:: BRIEF ::
Look through the records that follow. Copy every line containing the word "high".

Data records
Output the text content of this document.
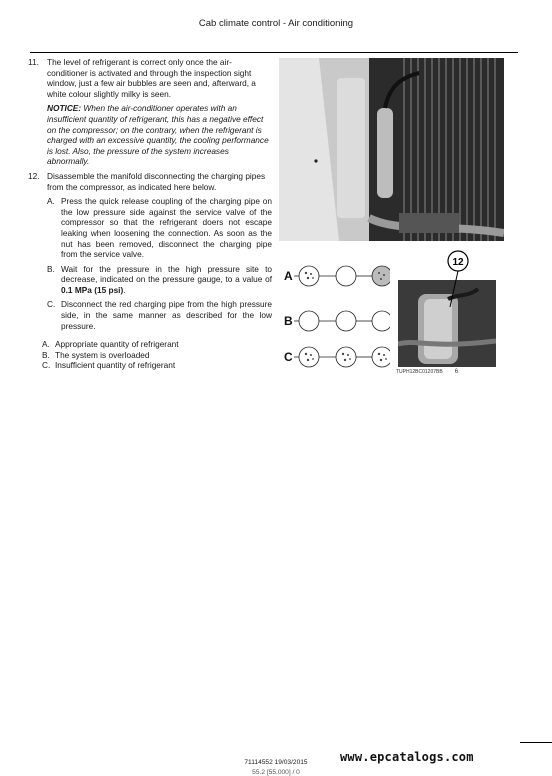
Cab climate control - Air conditioning
11. The level of refrigerant is correct only once the air-conditioner is activated and through the inspection sight window, just a few air bubbles are seen and, afterward, a white colour slightly milky is seen.

NOTICE: When the air-conditioner operates with an insufficient quantity of refrigerant, this has a negative effect on the compressor; on the contrary, when the refrigerant is charged with an excessive quantity, the cooling performance is lost. Also, the pressure of the system increases abnormally.
12. Disassemble the manifold disconnecting the charging pipes from the compressor, as indicated here below.

A. Press the quick release coupling of the charging pipe on the low pressure side against the service valve of the compressor so that the refrigerant doers not escape leaking when loosening the connection. As soon as the nut has been removed, disconnect the charging pipe from the service valve.
B. Wait for the pressure in the high pressure site to decrease, indicated on the pressure gauge, to a value of 0.1 MPa (15 psi).
C. Disconnect the red charging pipe from the high pressure side, in the same manner as described for the low pressure.
A. Appropriate quantity of refrigerant
B. The system is overloaded
C. Insufficient quantity of refrigerant
A
B
C
12
TUPH12BC01207BB 6
www.epcatalogs.com
71114552 19/03/2015
55.2 [55.000] / 0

:: WRITTEN RESPONSE ::
B. Wait for the pressure in the high pressure site to decrease, indicated on the pressure gauge, to a value of 0.1 MPa (15 psi).
C. Disconnect the red charging pipe from the high pressure side, in the same manner as described for the low pressure.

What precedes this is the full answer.